> [SHORT EXERCISE]:
Give only the number of lines below that contain the word "teklifleri".

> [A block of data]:
****************************************

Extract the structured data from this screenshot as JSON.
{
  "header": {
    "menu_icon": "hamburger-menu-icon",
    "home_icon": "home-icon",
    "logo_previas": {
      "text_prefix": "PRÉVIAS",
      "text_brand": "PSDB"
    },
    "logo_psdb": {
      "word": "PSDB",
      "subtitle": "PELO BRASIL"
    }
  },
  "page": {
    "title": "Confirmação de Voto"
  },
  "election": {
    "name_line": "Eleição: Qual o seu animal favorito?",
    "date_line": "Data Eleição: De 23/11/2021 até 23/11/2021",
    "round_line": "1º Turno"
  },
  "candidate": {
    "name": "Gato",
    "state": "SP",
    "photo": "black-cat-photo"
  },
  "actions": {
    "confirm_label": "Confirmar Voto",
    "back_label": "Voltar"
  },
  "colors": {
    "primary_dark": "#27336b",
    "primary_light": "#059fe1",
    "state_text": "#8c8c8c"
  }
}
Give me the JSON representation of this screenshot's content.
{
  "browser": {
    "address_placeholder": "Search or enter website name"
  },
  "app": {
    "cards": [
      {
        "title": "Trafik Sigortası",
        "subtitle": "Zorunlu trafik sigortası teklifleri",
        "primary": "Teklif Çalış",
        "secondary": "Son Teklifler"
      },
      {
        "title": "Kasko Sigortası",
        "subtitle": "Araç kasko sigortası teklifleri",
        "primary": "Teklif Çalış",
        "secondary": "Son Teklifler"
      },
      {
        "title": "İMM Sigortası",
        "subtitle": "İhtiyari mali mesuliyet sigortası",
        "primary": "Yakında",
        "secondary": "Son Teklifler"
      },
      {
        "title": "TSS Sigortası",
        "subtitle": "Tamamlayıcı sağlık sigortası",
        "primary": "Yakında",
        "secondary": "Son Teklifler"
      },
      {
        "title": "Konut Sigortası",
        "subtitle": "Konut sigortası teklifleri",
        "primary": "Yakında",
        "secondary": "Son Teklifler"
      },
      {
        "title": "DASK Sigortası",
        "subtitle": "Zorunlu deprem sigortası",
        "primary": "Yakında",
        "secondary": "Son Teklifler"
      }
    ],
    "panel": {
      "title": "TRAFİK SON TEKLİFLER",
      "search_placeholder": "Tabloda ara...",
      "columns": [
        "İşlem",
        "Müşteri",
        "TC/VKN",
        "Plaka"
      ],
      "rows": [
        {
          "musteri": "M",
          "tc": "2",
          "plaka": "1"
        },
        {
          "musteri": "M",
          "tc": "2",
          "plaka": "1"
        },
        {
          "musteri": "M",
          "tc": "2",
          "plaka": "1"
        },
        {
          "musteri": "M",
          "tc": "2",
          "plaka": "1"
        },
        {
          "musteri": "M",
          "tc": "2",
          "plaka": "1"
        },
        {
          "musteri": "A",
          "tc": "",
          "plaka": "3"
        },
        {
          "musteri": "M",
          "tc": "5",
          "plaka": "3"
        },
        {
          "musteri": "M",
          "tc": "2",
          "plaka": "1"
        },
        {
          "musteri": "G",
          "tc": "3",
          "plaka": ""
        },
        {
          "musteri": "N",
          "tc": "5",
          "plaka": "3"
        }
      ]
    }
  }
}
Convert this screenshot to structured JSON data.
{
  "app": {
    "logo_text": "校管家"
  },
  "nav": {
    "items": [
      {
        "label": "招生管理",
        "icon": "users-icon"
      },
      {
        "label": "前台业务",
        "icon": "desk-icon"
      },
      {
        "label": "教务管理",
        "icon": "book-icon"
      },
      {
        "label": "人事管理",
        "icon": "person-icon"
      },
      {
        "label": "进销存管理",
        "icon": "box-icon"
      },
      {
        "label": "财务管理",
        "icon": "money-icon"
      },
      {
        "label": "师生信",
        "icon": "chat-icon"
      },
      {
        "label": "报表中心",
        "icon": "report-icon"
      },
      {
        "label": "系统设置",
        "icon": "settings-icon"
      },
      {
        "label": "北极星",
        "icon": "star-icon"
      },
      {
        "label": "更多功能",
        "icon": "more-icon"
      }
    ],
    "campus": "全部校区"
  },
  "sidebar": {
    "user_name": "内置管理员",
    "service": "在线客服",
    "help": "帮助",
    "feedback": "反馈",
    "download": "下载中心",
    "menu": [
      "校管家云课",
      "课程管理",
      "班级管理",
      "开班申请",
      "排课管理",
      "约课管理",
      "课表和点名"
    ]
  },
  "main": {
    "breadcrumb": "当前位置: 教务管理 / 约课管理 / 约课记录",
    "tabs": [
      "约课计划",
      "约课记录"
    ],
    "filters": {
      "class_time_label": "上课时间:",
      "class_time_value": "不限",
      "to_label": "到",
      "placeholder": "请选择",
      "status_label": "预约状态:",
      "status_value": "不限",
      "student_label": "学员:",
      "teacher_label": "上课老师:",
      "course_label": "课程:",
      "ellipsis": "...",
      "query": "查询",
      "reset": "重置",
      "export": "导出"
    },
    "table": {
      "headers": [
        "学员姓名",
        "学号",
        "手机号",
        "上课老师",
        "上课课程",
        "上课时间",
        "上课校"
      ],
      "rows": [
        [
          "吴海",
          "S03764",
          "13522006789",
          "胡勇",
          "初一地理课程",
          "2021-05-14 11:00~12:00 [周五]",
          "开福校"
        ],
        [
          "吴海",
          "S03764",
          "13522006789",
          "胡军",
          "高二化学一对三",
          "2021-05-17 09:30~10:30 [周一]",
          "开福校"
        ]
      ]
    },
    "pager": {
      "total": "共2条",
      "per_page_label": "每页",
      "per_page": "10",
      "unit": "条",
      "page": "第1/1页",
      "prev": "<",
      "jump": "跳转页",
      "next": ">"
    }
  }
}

****************************************

> [RESPONSE]:
3